** START **

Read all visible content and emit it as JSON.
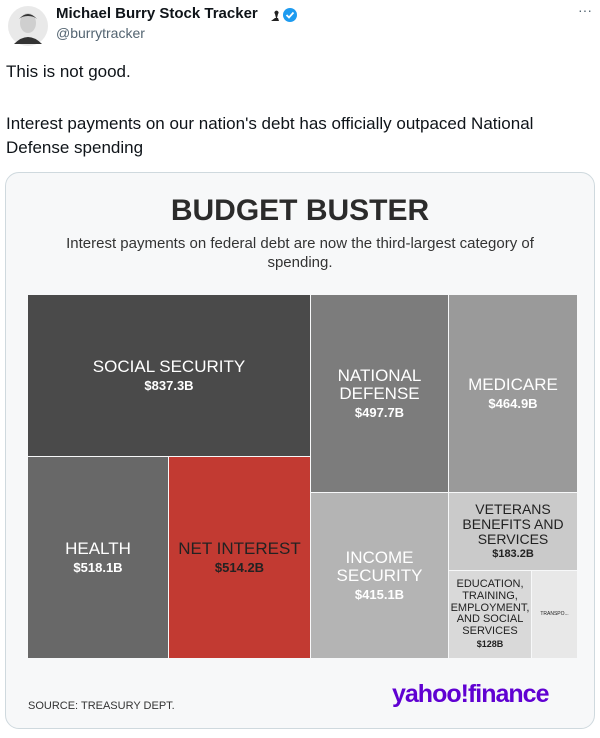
{
  "tweet": {
    "name": "Michael Burry Stock Tracker",
    "handle": "@burrytracker",
    "text": [
      "This is not good.",
      "Interest payments on our nation's debt has officially outpaced National Defense spending"
    ]
  },
  "chart_data": {
    "type": "treemap",
    "title": "BUDGET BUSTER",
    "subtitle": "Interest payments on federal debt are now the third-largest category of spending.",
    "categories": [
      "SOCIAL SECURITY",
      "HEALTH",
      "NET INTEREST",
      "NATIONAL DEFENSE",
      "MEDICARE",
      "INCOME SECURITY",
      "VETERANS BENEFITS AND SERVICES",
      "EDUCATION, TRAINING, EMPLOYMENT, AND SOCIAL SERVICES",
      "TRANSPO..."
    ],
    "values": [
      837.3,
      518.1,
      514.2,
      497.7,
      464.9,
      415.1,
      183.2,
      128,
      72
    ],
    "value_labels": [
      "$837.3B",
      "$518.1B",
      "$514.2B",
      "$497.7B",
      "$464.9B",
      "$415.1B",
      "$183.2B",
      "$128B",
      null
    ],
    "colors": [
      "#4a4a4a",
      "#686868",
      "#c23a32",
      "#7c7c7c",
      "#9a9a9a",
      "#b4b4b4",
      "#cacaca",
      "#d9d9d9",
      "#e8e8e8"
    ],
    "source": "SOURCE: TREASURY DEPT.",
    "logo": "yahoo!finance"
  }
}
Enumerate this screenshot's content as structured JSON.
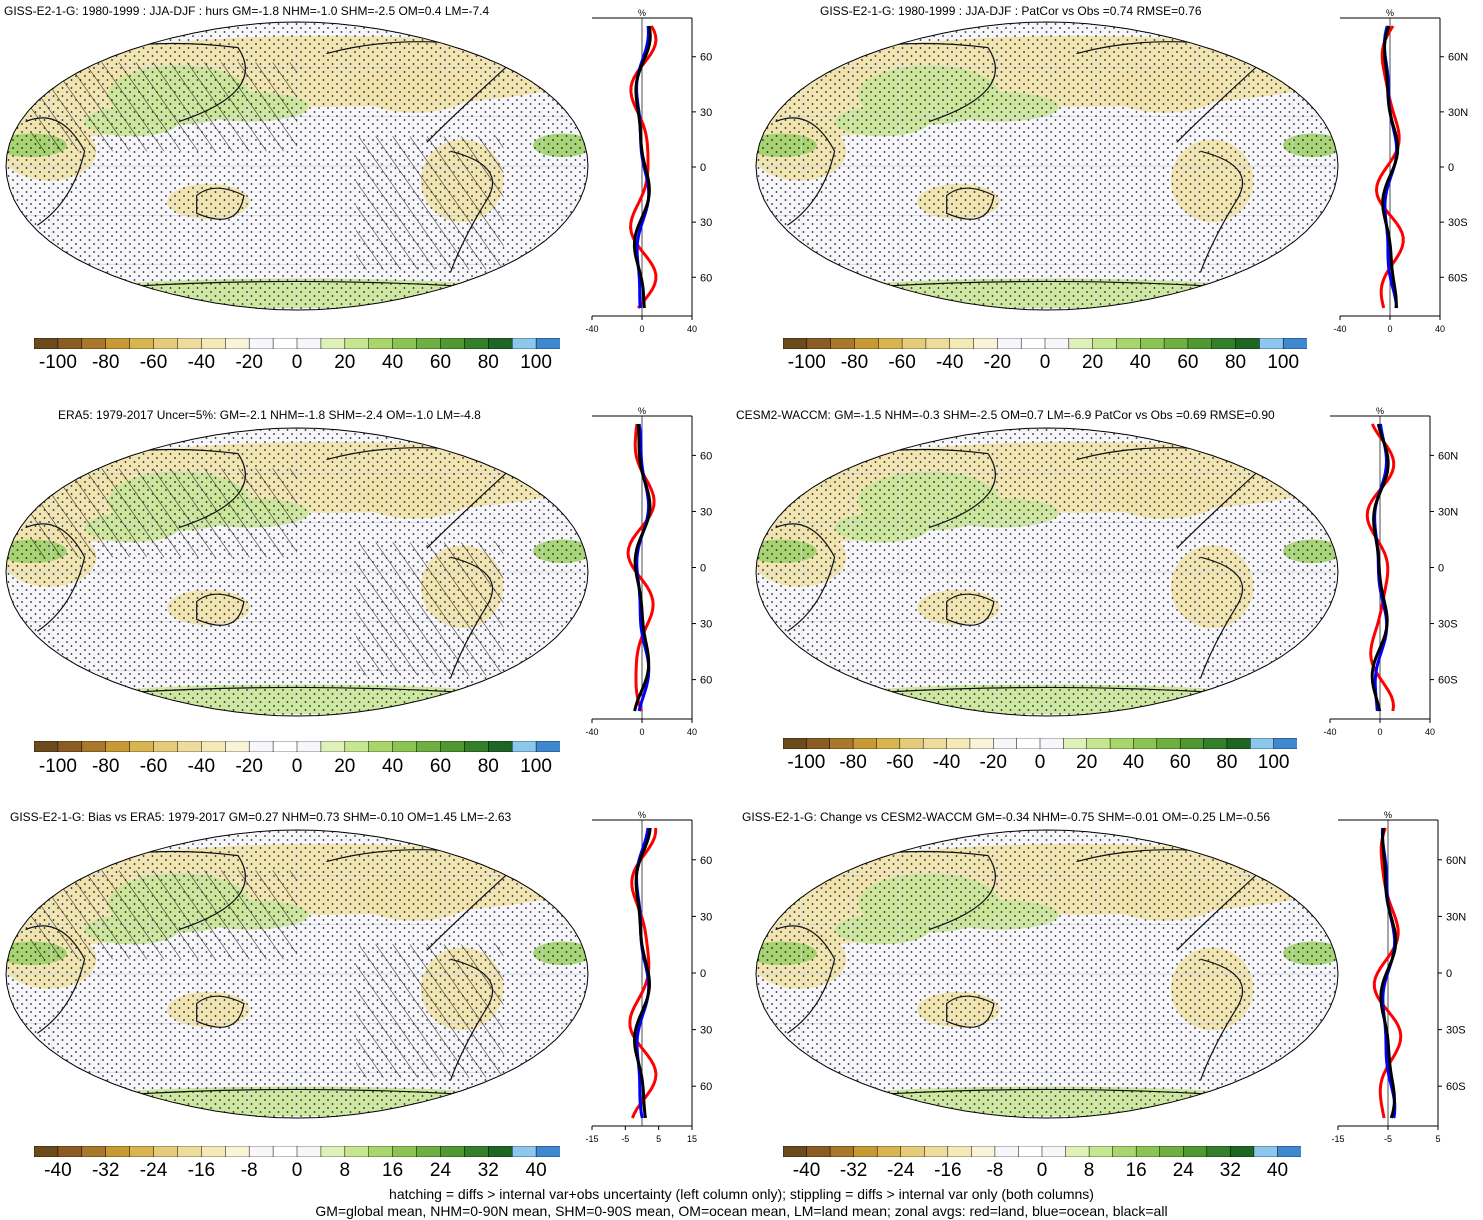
{
  "panels": [
    {
      "title": "GISS-E2-1-G: 1980-1999 : JJA-DJF : hurs GM=-1.8 NHM=-1.0 SHM=-2.5 OM=0.4 LM=-7.4",
      "colorbar_labels": [
        "-100",
        "-80",
        "-60",
        "-40",
        "-20",
        "0",
        "20",
        "40",
        "60",
        "80",
        "100"
      ],
      "zonal_xticks": [
        "-40",
        "0",
        "40"
      ],
      "zonal_units": "%",
      "zonal_lat_labels": [
        "60N",
        "30N",
        "0",
        "30S",
        "60S"
      ],
      "hatching": true
    },
    {
      "title": "GISS-E2-1-G: 1980-1999 : JJA-DJF : PatCor vs Obs =0.74 RMSE=0.76",
      "colorbar_labels": [
        "-100",
        "-80",
        "-60",
        "-40",
        "-20",
        "0",
        "20",
        "40",
        "60",
        "80",
        "100"
      ],
      "zonal_xticks": [
        "-40",
        "0",
        "40"
      ],
      "zonal_units": "%",
      "zonal_lat_labels": [
        "60N",
        "30N",
        "0",
        "30S",
        "60S"
      ],
      "hatching": false
    },
    {
      "title": "ERA5: 1979-2017 Uncer=5%: GM=-2.1 NHM=-1.8 SHM=-2.4 OM=-1.0 LM=-4.8",
      "colorbar_labels": [
        "-100",
        "-80",
        "-60",
        "-40",
        "-20",
        "0",
        "20",
        "40",
        "60",
        "80",
        "100"
      ],
      "zonal_xticks": [
        "-40",
        "0",
        "40"
      ],
      "zonal_units": "%",
      "zonal_lat_labels": [
        "60N",
        "30N",
        "0",
        "30S",
        "60S"
      ],
      "hatching": true
    },
    {
      "title": "CESM2-WACCM: GM=-1.5 NHM=-0.3 SHM=-2.5 OM=0.7 LM=-6.9 PatCor vs Obs =0.69 RMSE=0.90",
      "colorbar_labels": [
        "-100",
        "-80",
        "-60",
        "-40",
        "-20",
        "0",
        "20",
        "40",
        "60",
        "80",
        "100"
      ],
      "zonal_xticks": [
        "-40",
        "0",
        "40"
      ],
      "zonal_units": "%",
      "zonal_lat_labels": [
        "60N",
        "30N",
        "0",
        "30S",
        "60S"
      ],
      "hatching": false
    },
    {
      "title": "GISS-E2-1-G: Bias vs ERA5: 1979-2017 GM=0.27 NHM=0.73 SHM=-0.10 OM=1.45 LM=-2.63",
      "colorbar_labels": [
        "-40",
        "-32",
        "-24",
        "-16",
        "-8",
        "0",
        "8",
        "16",
        "24",
        "32",
        "40"
      ],
      "zonal_xticks": [
        "-15",
        "-5",
        "5",
        "15"
      ],
      "zonal_units": "%",
      "zonal_lat_labels": [
        "60N",
        "30N",
        "0",
        "30S",
        "60S"
      ],
      "hatching": true
    },
    {
      "title": "GISS-E2-1-G: Change vs CESM2-WACCM GM=-0.34 NHM=-0.75 SHM=-0.01 OM=-0.25 LM=-0.56",
      "colorbar_labels": [
        "-40",
        "-32",
        "-24",
        "-16",
        "-8",
        "0",
        "8",
        "16",
        "24",
        "32",
        "40"
      ],
      "zonal_xticks": [
        "-15",
        "-5",
        "5"
      ],
      "zonal_units": "%",
      "zonal_lat_labels": [
        "60N",
        "30N",
        "0",
        "30S",
        "60S"
      ],
      "hatching": false
    }
  ],
  "colors": {
    "colorbar": [
      "#6b4a1c",
      "#8a5c24",
      "#a8782c",
      "#c89a36",
      "#d9b552",
      "#e6cc7a",
      "#eedc9c",
      "#f4eab8",
      "#f9f3d8",
      "#f7f7fb",
      "#ffffff",
      "#f7f7fb",
      "#dff0b8",
      "#c6e690",
      "#a9d66c",
      "#8cc454",
      "#6fae40",
      "#4f9832",
      "#347f2a",
      "#1f6624",
      "#8cc8ee",
      "#3f88cf"
    ],
    "land_line": "#111111",
    "zonal_land": "#ff0000",
    "zonal_ocean": "#0000ff",
    "zonal_all": "#000000"
  },
  "footer": {
    "line1": "hatching = diffs > internal var+obs uncertainty (left column only); stippling = diffs > internal var only (both columns)",
    "line2": "GM=global mean, NHM=0-90N mean, SHM=0-90S mean, OM=ocean mean, LM=land mean; zonal avgs: red=land, blue=ocean, black=all"
  }
}
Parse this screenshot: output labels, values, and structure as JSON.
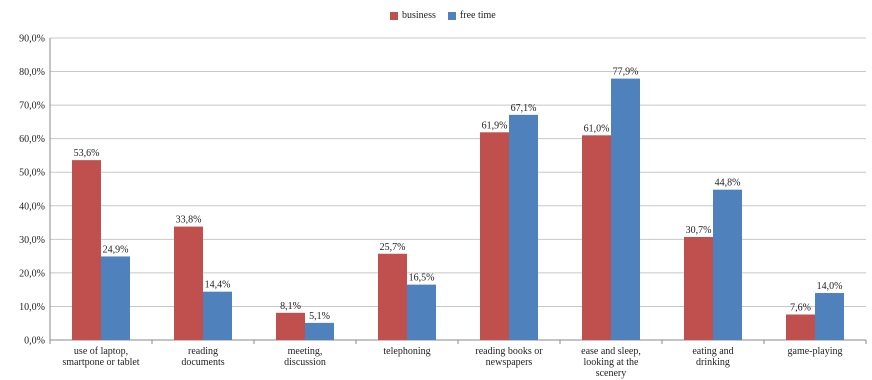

** END **

*Problem*:
The pictures should not appear in the copy; every other part of the records above must be returned exactly.

*Response to this task*:
Read all visible content and emit it as JSON.
{
  "tweet": {
    "name": "Michael Burry Stock Tracker",
    "handle": "@burrytracker",
    "text": [
      "This is not good.",
      "Interest payments on our nation's debt has officially outpaced National Defense spending"
    ]
  },
  "chart_data": {
    "type": "treemap",
    "title": "BUDGET BUSTER",
    "subtitle": "Interest payments on federal debt are now the third-largest category of spending.",
    "categories": [
      "SOCIAL SECURITY",
      "HEALTH",
      "NET INTEREST",
      "NATIONAL DEFENSE",
      "MEDICARE",
      "INCOME SECURITY",
      "VETERANS BENEFITS AND SERVICES",
      "EDUCATION, TRAINING, EMPLOYMENT, AND SOCIAL SERVICES",
      "TRANSPO..."
    ],
    "values": [
      837.3,
      518.1,
      514.2,
      497.7,
      464.9,
      415.1,
      183.2,
      128,
      72
    ],
    "value_labels": [
      "$837.3B",
      "$518.1B",
      "$514.2B",
      "$497.7B",
      "$464.9B",
      "$415.1B",
      "$183.2B",
      "$128B",
      null
    ],
    "colors": [
      "#4a4a4a",
      "#686868",
      "#c23a32",
      "#7c7c7c",
      "#9a9a9a",
      "#b4b4b4",
      "#cacaca",
      "#d9d9d9",
      "#e8e8e8"
    ],
    "source": "SOURCE: TREASURY DEPT.",
    "logo": "yahoo!finance"
  }
}
Enumerate this screenshot's content as structured JSON.
{
  "panels": [
    {
      "title": "GISS-E2-1-G: 1980-1999 : JJA-DJF : hurs GM=-1.8 NHM=-1.0 SHM=-2.5 OM=0.4 LM=-7.4",
      "colorbar_labels": [
        "-100",
        "-80",
        "-60",
        "-40",
        "-20",
        "0",
        "20",
        "40",
        "60",
        "80",
        "100"
      ],
      "zonal_xticks": [
        "-40",
        "0",
        "40"
      ],
      "zonal_units": "%",
      "zonal_lat_labels": [
        "60N",
        "30N",
        "0",
        "30S",
        "60S"
      ],
      "hatching": true
    },
    {
      "title": "GISS-E2-1-G: 1980-1999 : JJA-DJF : PatCor vs Obs =0.74 RMSE=0.76",
      "colorbar_labels": [
        "-100",
        "-80",
        "-60",
        "-40",
        "-20",
        "0",
        "20",
        "40",
        "60",
        "80",
        "100"
      ],
      "zonal_xticks": [
        "-40",
        "0",
        "40"
      ],
      "zonal_units": "%",
      "zonal_lat_labels": [
        "60N",
        "30N",
        "0",
        "30S",
        "60S"
      ],
      "hatching": false
    },
    {
      "title": "ERA5: 1979-2017 Uncer=5%: GM=-2.1 NHM=-1.8 SHM=-2.4 OM=-1.0 LM=-4.8",
      "colorbar_labels": [
        "-100",
        "-80",
        "-60",
        "-40",
        "-20",
        "0",
        "20",
        "40",
        "60",
        "80",
        "100"
      ],
      "zonal_xticks": [
        "-40",
        "0",
        "40"
      ],
      "zonal_units": "%",
      "zonal_lat_labels": [
        "60N",
        "30N",
        "0",
        "30S",
        "60S"
      ],
      "hatching": true
    },
    {
      "title": "CESM2-WACCM: GM=-1.5 NHM=-0.3 SHM=-2.5 OM=0.7 LM=-6.9 PatCor vs Obs =0.69 RMSE=0.90",
      "colorbar_labels": [
        "-100",
        "-80",
        "-60",
        "-40",
        "-20",
        "0",
        "20",
        "40",
        "60",
        "80",
        "100"
      ],
      "zonal_xticks": [
        "-40",
        "0",
        "40"
      ],
      "zonal_units": "%",
      "zonal_lat_labels": [
        "60N",
        "30N",
        "0",
        "30S",
        "60S"
      ],
      "hatching": false
    },
    {
      "title": "GISS-E2-1-G: Bias vs ERA5: 1979-2017 GM=0.27 NHM=0.73 SHM=-0.10 OM=1.45 LM=-2.63",
      "colorbar_labels": [
        "-40",
        "-32",
        "-24",
        "-16",
        "-8",
        "0",
        "8",
        "16",
        "24",
        "32",
        "40"
      ],
      "zonal_xticks": [
        "-15",
        "-5",
        "5",
        "15"
      ],
      "zonal_units": "%",
      "zonal_lat_labels": [
        "60N",
        "30N",
        "0",
        "30S",
        "60S"
      ],
      "hatching": true
    },
    {
      "title": "GISS-E2-1-G: Change vs CESM2-WACCM GM=-0.34 NHM=-0.75 SHM=-0.01 OM=-0.25 LM=-0.56",
      "colorbar_labels": [
        "-40",
        "-32",
        "-24",
        "-16",
        "-8",
        "0",
        "8",
        "16",
        "24",
        "32",
        "40"
      ],
      "zonal_xticks": [
        "-15",
        "-5",
        "5"
      ],
      "zonal_units": "%",
      "zonal_lat_labels": [
        "60N",
        "30N",
        "0",
        "30S",
        "60S"
      ],
      "hatching": false
    }
  ],
  "colors": {
    "colorbar": [
      "#6b4a1c",
      "#8a5c24",
      "#a8782c",
      "#c89a36",
      "#d9b552",
      "#e6cc7a",
      "#eedc9c",
      "#f4eab8",
      "#f9f3d8",
      "#f7f7fb",
      "#ffffff",
      "#f7f7fb",
      "#dff0b8",
      "#c6e690",
      "#a9d66c",
      "#8cc454",
      "#6fae40",
      "#4f9832",
      "#347f2a",
      "#1f6624",
      "#8cc8ee",
      "#3f88cf"
    ],
    "land_line": "#111111",
    "zonal_land": "#ff0000",
    "zonal_ocean": "#0000ff",
    "zonal_all": "#000000"
  },
  "footer": {
    "line1": "hatching = diffs > internal var+obs uncertainty (left column only); stippling = diffs > internal var only (both columns)",
    "line2": "GM=global mean, NHM=0-90N mean, SHM=0-90S mean, OM=ocean mean, LM=land mean; zonal avgs: red=land, blue=ocean, black=all"
  }
}
Parse this screenshot: output labels, values, and structure as JSON.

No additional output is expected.